** Start Provided entries **

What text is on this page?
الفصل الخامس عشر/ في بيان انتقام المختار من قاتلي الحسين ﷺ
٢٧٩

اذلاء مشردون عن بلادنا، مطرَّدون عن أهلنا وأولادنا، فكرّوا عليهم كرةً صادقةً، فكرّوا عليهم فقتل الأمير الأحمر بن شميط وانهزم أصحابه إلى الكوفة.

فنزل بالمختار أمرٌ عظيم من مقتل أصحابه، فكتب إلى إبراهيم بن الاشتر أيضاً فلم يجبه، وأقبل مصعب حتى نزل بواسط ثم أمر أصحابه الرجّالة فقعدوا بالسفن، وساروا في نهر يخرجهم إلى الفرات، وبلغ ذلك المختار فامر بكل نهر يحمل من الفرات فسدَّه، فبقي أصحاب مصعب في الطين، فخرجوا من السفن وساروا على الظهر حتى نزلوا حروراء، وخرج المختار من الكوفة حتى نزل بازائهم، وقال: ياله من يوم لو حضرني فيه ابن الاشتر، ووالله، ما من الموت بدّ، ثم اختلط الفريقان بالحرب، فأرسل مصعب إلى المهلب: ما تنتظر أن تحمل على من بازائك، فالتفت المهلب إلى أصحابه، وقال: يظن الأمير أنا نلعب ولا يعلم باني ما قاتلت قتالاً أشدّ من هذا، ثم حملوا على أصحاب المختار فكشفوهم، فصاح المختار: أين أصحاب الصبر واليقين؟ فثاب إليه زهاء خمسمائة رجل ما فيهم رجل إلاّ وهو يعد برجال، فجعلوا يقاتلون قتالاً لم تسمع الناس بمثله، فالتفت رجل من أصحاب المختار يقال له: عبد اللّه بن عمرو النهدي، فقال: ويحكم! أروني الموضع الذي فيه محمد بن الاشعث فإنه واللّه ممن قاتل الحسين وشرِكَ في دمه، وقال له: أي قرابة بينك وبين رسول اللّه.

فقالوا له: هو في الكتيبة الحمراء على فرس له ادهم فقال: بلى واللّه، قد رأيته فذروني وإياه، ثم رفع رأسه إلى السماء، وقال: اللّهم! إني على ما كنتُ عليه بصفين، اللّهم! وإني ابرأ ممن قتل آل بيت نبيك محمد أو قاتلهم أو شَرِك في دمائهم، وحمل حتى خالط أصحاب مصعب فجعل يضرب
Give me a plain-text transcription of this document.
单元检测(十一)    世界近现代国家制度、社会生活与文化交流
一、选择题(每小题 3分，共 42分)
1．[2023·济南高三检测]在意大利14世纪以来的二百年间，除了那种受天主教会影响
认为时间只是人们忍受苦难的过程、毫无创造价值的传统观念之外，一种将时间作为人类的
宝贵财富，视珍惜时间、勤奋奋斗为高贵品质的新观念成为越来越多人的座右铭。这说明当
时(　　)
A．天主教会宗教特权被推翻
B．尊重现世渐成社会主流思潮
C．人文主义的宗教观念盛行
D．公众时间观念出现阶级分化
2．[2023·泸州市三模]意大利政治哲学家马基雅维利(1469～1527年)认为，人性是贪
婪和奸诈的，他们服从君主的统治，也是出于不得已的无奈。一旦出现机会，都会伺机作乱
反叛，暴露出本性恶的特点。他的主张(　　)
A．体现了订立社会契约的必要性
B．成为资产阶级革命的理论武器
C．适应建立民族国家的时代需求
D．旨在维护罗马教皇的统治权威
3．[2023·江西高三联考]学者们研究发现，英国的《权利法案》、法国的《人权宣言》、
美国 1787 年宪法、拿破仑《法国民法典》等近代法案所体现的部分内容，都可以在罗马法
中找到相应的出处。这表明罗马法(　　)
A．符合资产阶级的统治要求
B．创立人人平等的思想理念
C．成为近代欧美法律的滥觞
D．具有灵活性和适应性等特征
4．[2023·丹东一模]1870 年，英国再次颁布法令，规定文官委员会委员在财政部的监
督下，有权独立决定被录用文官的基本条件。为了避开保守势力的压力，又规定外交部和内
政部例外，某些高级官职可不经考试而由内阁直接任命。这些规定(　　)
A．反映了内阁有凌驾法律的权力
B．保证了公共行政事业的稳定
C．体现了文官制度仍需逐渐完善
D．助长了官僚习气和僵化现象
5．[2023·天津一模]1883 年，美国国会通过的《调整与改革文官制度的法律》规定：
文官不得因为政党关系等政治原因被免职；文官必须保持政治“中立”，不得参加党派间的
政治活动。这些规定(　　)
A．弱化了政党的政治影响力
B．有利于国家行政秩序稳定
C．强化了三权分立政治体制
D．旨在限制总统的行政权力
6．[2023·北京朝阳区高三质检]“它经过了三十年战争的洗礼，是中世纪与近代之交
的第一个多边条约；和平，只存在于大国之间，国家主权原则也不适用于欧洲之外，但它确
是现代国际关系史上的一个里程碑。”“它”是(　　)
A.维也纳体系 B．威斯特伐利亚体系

** End Provided entries **

■ Set task: Write out the data again, exactly and in full.

■ Answer for this exercise:
What text is on this page?
الفصل الخامس عشر/ في بيان انتقام المختار من قاتلي الحسين ﷺ
٢٧٩

اذلاء مشردون عن بلادنا، مطرَّدون عن أهلنا وأولادنا، فكرّوا عليهم كرةً صادقةً، فكرّوا عليهم فقتل الأمير الأحمر بن شميط وانهزم أصحابه إلى الكوفة.

فنزل بالمختار أمرٌ عظيم من مقتل أصحابه، فكتب إلى إبراهيم بن الاشتر أيضاً فلم يجبه، وأقبل مصعب حتى نزل بواسط ثم أمر أصحابه الرجّالة فقعدوا بالسفن، وساروا في نهر يخرجهم إلى الفرات، وبلغ ذلك المختار فامر بكل نهر يحمل من الفرات فسدَّه، فبقي أصحاب مصعب في الطين، فخرجوا من السفن وساروا على الظهر حتى نزلوا حروراء، وخرج المختار من الكوفة حتى نزل بازائهم، وقال: ياله من يوم لو حضرني فيه ابن الاشتر، ووالله، ما من الموت بدّ، ثم اختلط الفريقان بالحرب، فأرسل مصعب إلى المهلب: ما تنتظر أن تحمل على من بازائك، فالتفت المهلب إلى أصحابه، وقال: يظن الأمير أنا نلعب ولا يعلم باني ما قاتلت قتالاً أشدّ من هذا، ثم حملوا على أصحاب المختار فكشفوهم، فصاح المختار: أين أصحاب الصبر واليقين؟ فثاب إليه زهاء خمسمائة رجل ما فيهم رجل إلاّ وهو يعد برجال، فجعلوا يقاتلون قتالاً لم تسمع الناس بمثله، فالتفت رجل من أصحاب المختار يقال له: عبد اللّه بن عمرو النهدي، فقال: ويحكم! أروني الموضع الذي فيه محمد بن الاشعث فإنه واللّه ممن قاتل الحسين وشرِكَ في دمه، وقال له: أي قرابة بينك وبين رسول اللّه.

فقالوا له: هو في الكتيبة الحمراء على فرس له ادهم فقال: بلى واللّه، قد رأيته فذروني وإياه، ثم رفع رأسه إلى السماء، وقال: اللّهم! إني على ما كنتُ عليه بصفين، اللّهم! وإني ابرأ ممن قتل آل بيت نبيك محمد أو قاتلهم أو شَرِك في دمائهم، وحمل حتى خالط أصحاب مصعب فجعل يضرب
Give me a plain-text transcription of this document.
单元检测(十一)    世界近现代国家制度、社会生活与文化交流
一、选择题(每小题 3分，共 42分)
1．[2023·济南高三检测]在意大利14世纪以来的二百年间，除了那种受天主教会影响
认为时间只是人们忍受苦难的过程、毫无创造价值的传统观念之外，一种将时间作为人类的
宝贵财富，视珍惜时间、勤奋奋斗为高贵品质的新观念成为越来越多人的座右铭。这说明当
时(　　)
A．天主教会宗教特权被推翻
B．尊重现世渐成社会主流思潮
C．人文主义的宗教观念盛行
D．公众时间观念出现阶级分化
2．[2023·泸州市三模]意大利政治哲学家马基雅维利(1469～1527年)认为，人性是贪
婪和奸诈的，他们服从君主的统治，也是出于不得已的无奈。一旦出现机会，都会伺机作乱
反叛，暴露出本性恶的特点。他的主张(　　)
A．体现了订立社会契约的必要性
B．成为资产阶级革命的理论武器
C．适应建立民族国家的时代需求
D．旨在维护罗马教皇的统治权威
3．[2023·江西高三联考]学者们研究发现，英国的《权利法案》、法国的《人权宣言》、
美国 1787 年宪法、拿破仑《法国民法典》等近代法案所体现的部分内容，都可以在罗马法
中找到相应的出处。这表明罗马法(　　)
A．符合资产阶级的统治要求
B．创立人人平等的思想理念
C．成为近代欧美法律的滥觞
D．具有灵活性和适应性等特征
4．[2023·丹东一模]1870 年，英国再次颁布法令，规定文官委员会委员在财政部的监
督下，有权独立决定被录用文官的基本条件。为了避开保守势力的压力，又规定外交部和内
政部例外，某些高级官职可不经考试而由内阁直接任命。这些规定(　　)
A．反映了内阁有凌驾法律的权力
B．保证了公共行政事业的稳定
C．体现了文官制度仍需逐渐完善
D．助长了官僚习气和僵化现象
5．[2023·天津一模]1883 年，美国国会通过的《调整与改革文官制度的法律》规定：
文官不得因为政党关系等政治原因被免职；文官必须保持政治“中立”，不得参加党派间的
政治活动。这些规定(　　)
A．弱化了政党的政治影响力
B．有利于国家行政秩序稳定
C．强化了三权分立政治体制
D．旨在限制总统的行政权力
6．[2023·北京朝阳区高三质检]“它经过了三十年战争的洗礼，是中世纪与近代之交
的第一个多边条约；和平，只存在于大国之间，国家主权原则也不适用于欧洲之外，但它确
是现代国际关系史上的一个里程碑。”“它”是(　　)
A.维也纳体系 B．威斯特伐利亚体系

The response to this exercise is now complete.